What you should do: Retype the line where "Decode this image" appears and each line that follows it down to the last line of the records below. Leave the pictures out.

[Data tied to figure images]
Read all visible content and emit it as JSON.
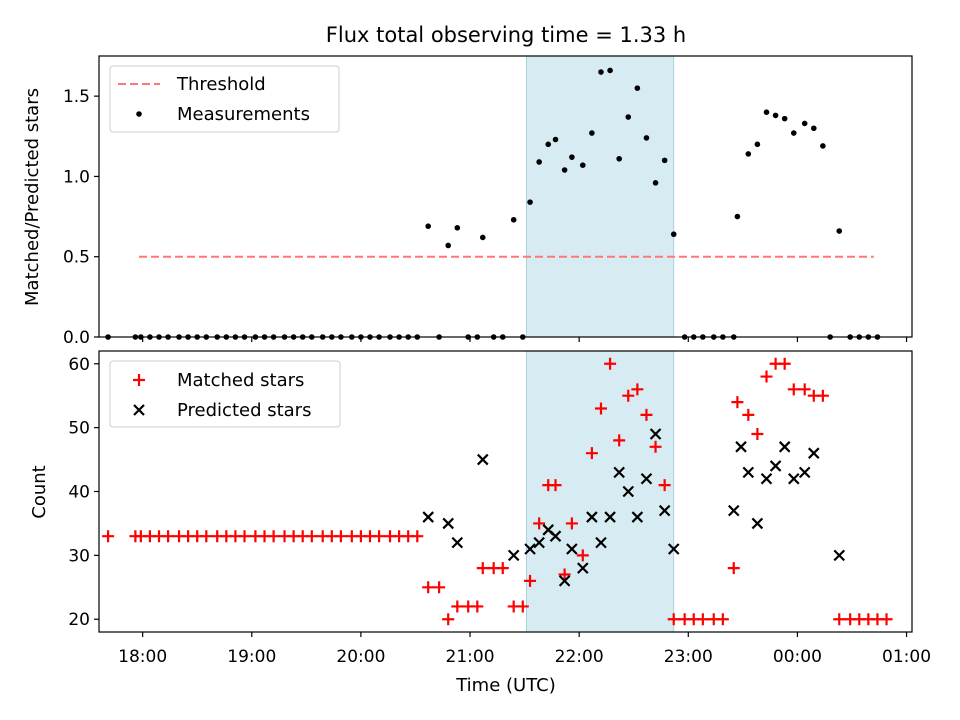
{
  "title": "Flux total observing time = 1.33 h",
  "chart_data": [
    {
      "type": "scatter",
      "panel": "top",
      "ylabel": "Matched/Predicted stars",
      "ylim": [
        0,
        1.75
      ],
      "xlim": [
        "17:36",
        "01:03"
      ],
      "yticks": [
        0.0,
        0.5,
        1.0,
        1.5
      ],
      "ytick_labels": [
        "0.0",
        "0.5",
        "1.0",
        "1.5"
      ],
      "grid": false,
      "legend_position": "upper left",
      "shaded_interval": [
        "21:31",
        "22:52"
      ],
      "threshold": {
        "name": "Threshold",
        "value": 0.5,
        "from": "17:58",
        "to": "00:42",
        "color": "#ff7777",
        "style": "dashed"
      },
      "series": [
        {
          "name": "Measurements",
          "color": "#000000",
          "marker": "dot",
          "points": [
            [
              "17:41",
              0
            ],
            [
              "17:56",
              0
            ],
            [
              "17:59",
              0
            ],
            [
              "18:04",
              0
            ],
            [
              "18:09",
              0
            ],
            [
              "18:14",
              0
            ],
            [
              "18:20",
              0
            ],
            [
              "18:25",
              0
            ],
            [
              "18:30",
              0
            ],
            [
              "18:35",
              0
            ],
            [
              "18:41",
              0
            ],
            [
              "18:46",
              0
            ],
            [
              "18:51",
              0
            ],
            [
              "18:56",
              0
            ],
            [
              "19:02",
              0
            ],
            [
              "19:07",
              0
            ],
            [
              "19:12",
              0
            ],
            [
              "19:18",
              0
            ],
            [
              "19:23",
              0
            ],
            [
              "19:28",
              0
            ],
            [
              "19:33",
              0
            ],
            [
              "19:39",
              0
            ],
            [
              "19:44",
              0
            ],
            [
              "19:49",
              0
            ],
            [
              "19:55",
              0
            ],
            [
              "20:00",
              0
            ],
            [
              "20:05",
              0
            ],
            [
              "20:10",
              0
            ],
            [
              "20:16",
              0
            ],
            [
              "20:21",
              0
            ],
            [
              "20:26",
              0
            ],
            [
              "20:31",
              0
            ],
            [
              "20:37",
              0.69
            ],
            [
              "20:43",
              0
            ],
            [
              "20:48",
              0.57
            ],
            [
              "20:53",
              0.68
            ],
            [
              "20:59",
              0
            ],
            [
              "21:04",
              0
            ],
            [
              "21:07",
              0.62
            ],
            [
              "21:13",
              0
            ],
            [
              "21:18",
              0
            ],
            [
              "21:24",
              0.73
            ],
            [
              "21:29",
              0
            ],
            [
              "21:33",
              0.84
            ],
            [
              "21:38",
              1.09
            ],
            [
              "21:43",
              1.2
            ],
            [
              "21:47",
              1.23
            ],
            [
              "21:52",
              1.04
            ],
            [
              "21:56",
              1.12
            ],
            [
              "22:02",
              1.07
            ],
            [
              "22:07",
              1.27
            ],
            [
              "22:12",
              1.65
            ],
            [
              "22:17",
              1.66
            ],
            [
              "22:22",
              1.11
            ],
            [
              "22:27",
              1.37
            ],
            [
              "22:32",
              1.55
            ],
            [
              "22:37",
              1.24
            ],
            [
              "22:42",
              0.96
            ],
            [
              "22:47",
              1.1
            ],
            [
              "22:52",
              0.64
            ],
            [
              "22:58",
              0
            ],
            [
              "23:03",
              0
            ],
            [
              "23:08",
              0
            ],
            [
              "23:14",
              0
            ],
            [
              "23:19",
              0
            ],
            [
              "23:25",
              0
            ],
            [
              "23:27",
              0.75
            ],
            [
              "23:33",
              1.14
            ],
            [
              "23:38",
              1.2
            ],
            [
              "23:43",
              1.4
            ],
            [
              "23:48",
              1.38
            ],
            [
              "23:53",
              1.36
            ],
            [
              "23:58",
              1.27
            ],
            [
              "00:04",
              1.33
            ],
            [
              "00:09",
              1.3
            ],
            [
              "00:14",
              1.19
            ],
            [
              "00:18",
              0
            ],
            [
              "00:23",
              0.66
            ],
            [
              "00:29",
              0
            ],
            [
              "00:34",
              0
            ],
            [
              "00:39",
              0
            ],
            [
              "00:44",
              0
            ]
          ]
        }
      ]
    },
    {
      "type": "scatter",
      "panel": "bottom",
      "xlabel": "Time (UTC)",
      "ylabel": "Count",
      "ylim": [
        18,
        62
      ],
      "xlim": [
        "17:36",
        "01:03"
      ],
      "yticks": [
        20,
        30,
        40,
        50,
        60
      ],
      "ytick_labels": [
        "20",
        "30",
        "40",
        "50",
        "60"
      ],
      "xticks": [
        "18:00",
        "19:00",
        "20:00",
        "21:00",
        "22:00",
        "23:00",
        "00:00",
        "01:00"
      ],
      "xtick_labels": [
        "18:00",
        "19:00",
        "20:00",
        "21:00",
        "22:00",
        "23:00",
        "00:00",
        "01:00"
      ],
      "grid": false,
      "legend_position": "upper left",
      "shaded_interval": [
        "21:31",
        "22:52"
      ],
      "series": [
        {
          "name": "Matched stars",
          "color": "#ff0000",
          "marker": "plus",
          "points": [
            [
              "17:41",
              33
            ],
            [
              "17:56",
              33
            ],
            [
              "17:59",
              33
            ],
            [
              "18:04",
              33
            ],
            [
              "18:09",
              33
            ],
            [
              "18:14",
              33
            ],
            [
              "18:20",
              33
            ],
            [
              "18:25",
              33
            ],
            [
              "18:30",
              33
            ],
            [
              "18:35",
              33
            ],
            [
              "18:41",
              33
            ],
            [
              "18:46",
              33
            ],
            [
              "18:51",
              33
            ],
            [
              "18:56",
              33
            ],
            [
              "19:02",
              33
            ],
            [
              "19:07",
              33
            ],
            [
              "19:12",
              33
            ],
            [
              "19:18",
              33
            ],
            [
              "19:23",
              33
            ],
            [
              "19:28",
              33
            ],
            [
              "19:33",
              33
            ],
            [
              "19:39",
              33
            ],
            [
              "19:44",
              33
            ],
            [
              "19:49",
              33
            ],
            [
              "19:55",
              33
            ],
            [
              "20:00",
              33
            ],
            [
              "20:05",
              33
            ],
            [
              "20:10",
              33
            ],
            [
              "20:16",
              33
            ],
            [
              "20:21",
              33
            ],
            [
              "20:26",
              33
            ],
            [
              "20:31",
              33
            ],
            [
              "20:37",
              25
            ],
            [
              "20:43",
              25
            ],
            [
              "20:48",
              20
            ],
            [
              "20:53",
              22
            ],
            [
              "20:59",
              22
            ],
            [
              "21:04",
              22
            ],
            [
              "21:07",
              28
            ],
            [
              "21:13",
              28
            ],
            [
              "21:18",
              28
            ],
            [
              "21:24",
              22
            ],
            [
              "21:29",
              22
            ],
            [
              "21:33",
              26
            ],
            [
              "21:38",
              35
            ],
            [
              "21:43",
              41
            ],
            [
              "21:47",
              41
            ],
            [
              "21:52",
              27
            ],
            [
              "21:56",
              35
            ],
            [
              "22:02",
              30
            ],
            [
              "22:07",
              46
            ],
            [
              "22:12",
              53
            ],
            [
              "22:17",
              60
            ],
            [
              "22:22",
              48
            ],
            [
              "22:27",
              55
            ],
            [
              "22:32",
              56
            ],
            [
              "22:37",
              52
            ],
            [
              "22:42",
              47
            ],
            [
              "22:47",
              41
            ],
            [
              "22:52",
              20
            ],
            [
              "22:58",
              20
            ],
            [
              "23:03",
              20
            ],
            [
              "23:08",
              20
            ],
            [
              "23:14",
              20
            ],
            [
              "23:19",
              20
            ],
            [
              "23:25",
              28
            ],
            [
              "23:27",
              54
            ],
            [
              "23:33",
              52
            ],
            [
              "23:38",
              49
            ],
            [
              "23:43",
              58
            ],
            [
              "23:48",
              60
            ],
            [
              "23:53",
              60
            ],
            [
              "23:58",
              56
            ],
            [
              "00:04",
              56
            ],
            [
              "00:09",
              55
            ],
            [
              "00:14",
              55
            ],
            [
              "00:23",
              20
            ],
            [
              "00:29",
              20
            ],
            [
              "00:34",
              20
            ],
            [
              "00:39",
              20
            ],
            [
              "00:44",
              20
            ],
            [
              "00:49",
              20
            ]
          ]
        },
        {
          "name": "Predicted stars",
          "color": "#000000",
          "marker": "x",
          "points": [
            [
              "20:37",
              36
            ],
            [
              "20:48",
              35
            ],
            [
              "20:53",
              32
            ],
            [
              "21:07",
              45
            ],
            [
              "21:24",
              30
            ],
            [
              "21:33",
              31
            ],
            [
              "21:38",
              32
            ],
            [
              "21:43",
              34
            ],
            [
              "21:47",
              33
            ],
            [
              "21:52",
              26
            ],
            [
              "21:56",
              31
            ],
            [
              "22:02",
              28
            ],
            [
              "22:07",
              36
            ],
            [
              "22:12",
              32
            ],
            [
              "22:17",
              36
            ],
            [
              "22:22",
              43
            ],
            [
              "22:27",
              40
            ],
            [
              "22:32",
              36
            ],
            [
              "22:37",
              42
            ],
            [
              "22:42",
              49
            ],
            [
              "22:47",
              37
            ],
            [
              "22:52",
              31
            ],
            [
              "23:25",
              37
            ],
            [
              "23:29",
              47
            ],
            [
              "23:33",
              43
            ],
            [
              "23:38",
              35
            ],
            [
              "23:43",
              42
            ],
            [
              "23:48",
              44
            ],
            [
              "23:53",
              47
            ],
            [
              "23:58",
              42
            ],
            [
              "00:04",
              43
            ],
            [
              "00:09",
              46
            ],
            [
              "00:23",
              30
            ]
          ]
        }
      ]
    }
  ]
}
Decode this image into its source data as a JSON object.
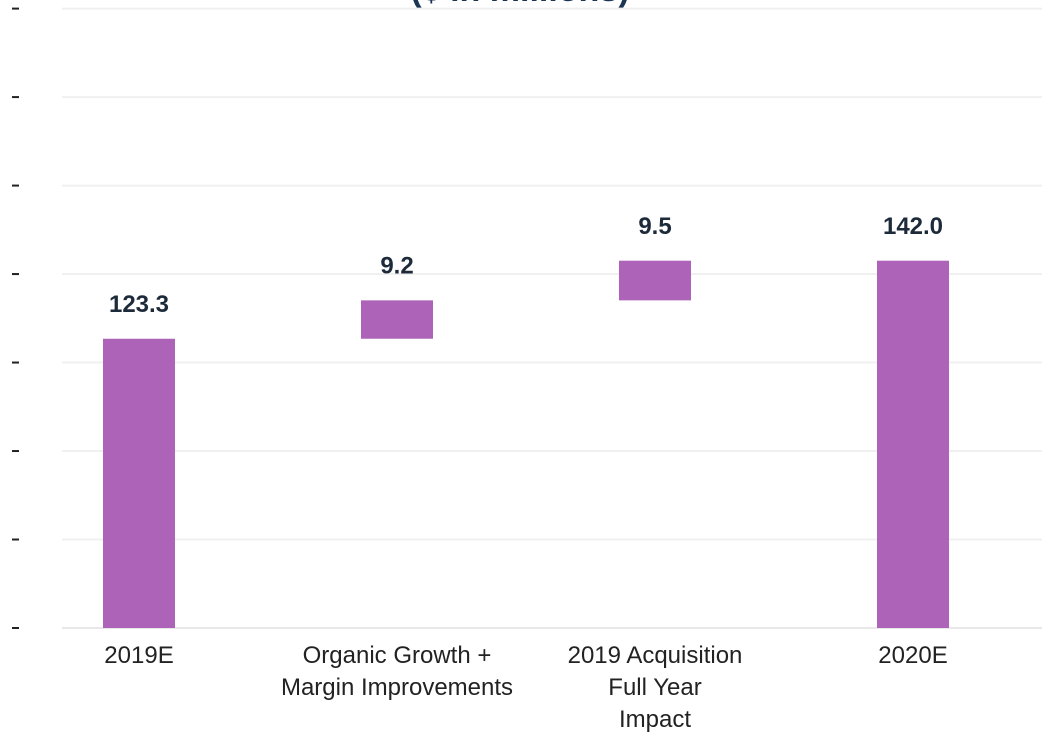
{
  "chart_data": {
    "type": "waterfall",
    "title": "($ in millions)",
    "categories": [
      "2019E",
      "Organic Growth +\nMargin Improvements",
      "2019 Acquisition\nFull Year\nImpact",
      "2020E"
    ],
    "values": [
      123.3,
      9.2,
      9.5,
      142.0
    ],
    "value_labels": [
      "123.3",
      "9.2",
      "9.5",
      "142.0"
    ],
    "measure": [
      "absolute",
      "relative",
      "relative",
      "total"
    ],
    "color": "#ad63b7",
    "ylim": [
      54,
      202.4
    ],
    "yticks": [
      54,
      75.2,
      96.4,
      117.6,
      138.8,
      160,
      181.2,
      202.4
    ],
    "grid": true
  }
}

Response to the exercise:
Decode this image into its source data as a JSON object.
{
  "chart_data": {
    "type": "waterfall",
    "title": "($ in millions)",
    "categories": [
      "2019E",
      "Organic Growth +\nMargin Improvements",
      "2019 Acquisition\nFull Year\nImpact",
      "2020E"
    ],
    "values": [
      123.3,
      9.2,
      9.5,
      142.0
    ],
    "value_labels": [
      "123.3",
      "9.2",
      "9.5",
      "142.0"
    ],
    "measure": [
      "absolute",
      "relative",
      "relative",
      "total"
    ],
    "color": "#ad63b7",
    "ylim": [
      54,
      202.4
    ],
    "yticks": [
      54,
      75.2,
      96.4,
      117.6,
      138.8,
      160,
      181.2,
      202.4
    ],
    "grid": true
  }
}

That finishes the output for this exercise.